ITEMS:
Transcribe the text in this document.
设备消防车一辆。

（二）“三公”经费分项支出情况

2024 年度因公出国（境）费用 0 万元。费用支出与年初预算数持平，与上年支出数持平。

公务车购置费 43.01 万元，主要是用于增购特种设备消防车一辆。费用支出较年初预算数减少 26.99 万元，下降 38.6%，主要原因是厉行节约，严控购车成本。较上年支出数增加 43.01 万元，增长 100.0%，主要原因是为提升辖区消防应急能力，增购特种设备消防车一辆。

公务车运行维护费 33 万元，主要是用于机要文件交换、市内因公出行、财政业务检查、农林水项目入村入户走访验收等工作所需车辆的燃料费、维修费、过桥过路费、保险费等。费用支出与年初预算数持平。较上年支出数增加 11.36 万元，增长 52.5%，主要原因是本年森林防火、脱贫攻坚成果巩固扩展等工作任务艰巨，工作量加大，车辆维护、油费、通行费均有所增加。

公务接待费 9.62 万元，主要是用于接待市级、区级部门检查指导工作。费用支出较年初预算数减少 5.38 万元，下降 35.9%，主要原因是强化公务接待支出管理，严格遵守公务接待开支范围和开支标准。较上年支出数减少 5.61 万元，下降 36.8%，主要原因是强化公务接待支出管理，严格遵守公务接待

==

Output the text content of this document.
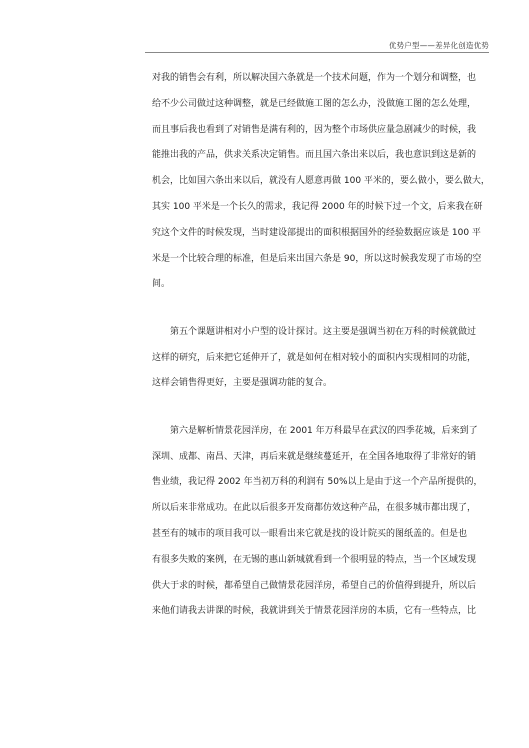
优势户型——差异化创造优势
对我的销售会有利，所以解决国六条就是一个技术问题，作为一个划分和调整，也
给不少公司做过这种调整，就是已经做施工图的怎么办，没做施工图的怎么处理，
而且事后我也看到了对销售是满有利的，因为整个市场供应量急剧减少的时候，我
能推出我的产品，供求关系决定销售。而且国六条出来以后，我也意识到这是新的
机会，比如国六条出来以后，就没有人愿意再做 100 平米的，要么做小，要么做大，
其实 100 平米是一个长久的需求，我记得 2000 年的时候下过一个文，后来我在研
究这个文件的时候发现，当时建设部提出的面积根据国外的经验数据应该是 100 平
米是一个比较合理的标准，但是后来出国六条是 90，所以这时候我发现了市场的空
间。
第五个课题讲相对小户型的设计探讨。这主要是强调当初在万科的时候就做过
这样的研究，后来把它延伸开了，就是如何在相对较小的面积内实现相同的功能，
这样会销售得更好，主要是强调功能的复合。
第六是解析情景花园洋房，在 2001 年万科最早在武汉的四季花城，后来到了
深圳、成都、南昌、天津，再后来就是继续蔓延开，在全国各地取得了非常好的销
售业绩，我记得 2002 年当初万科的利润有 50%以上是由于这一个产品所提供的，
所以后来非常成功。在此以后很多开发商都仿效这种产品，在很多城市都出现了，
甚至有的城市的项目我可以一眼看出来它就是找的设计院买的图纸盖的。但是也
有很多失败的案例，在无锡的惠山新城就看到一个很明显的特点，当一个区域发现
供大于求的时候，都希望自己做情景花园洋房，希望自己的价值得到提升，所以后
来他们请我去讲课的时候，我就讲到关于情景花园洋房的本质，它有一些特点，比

WHAT IS REQUIRED:
Locate all lines holding the word "费用支出较年初预算数减少", then copy them out.

RESPONSE:
公务车购置费 43.01 万元，主要是用于增购特种设备消防车一辆。费用支出较年初预算数减少 26.99 万元，下降 38.6%，主要原因是厉行节约，严控购车成本。较上年支出数增加 43.01 万元，增长 100.0%，主要原因是为提升辖区消防应急能力，增购特种设备消防车一辆。
公务接待费 9.62 万元，主要是用于接待市级、区级部门检查指导工作。费用支出较年初预算数减少 5.38 万元，下降 35.9%，主要原因是强化公务接待支出管理，严格遵守公务接待开支范围和开支标准。较上年支出数减少 5.61 万元，下降 36.8%，主要原因是强化公务接待支出管理，严格遵守公务接待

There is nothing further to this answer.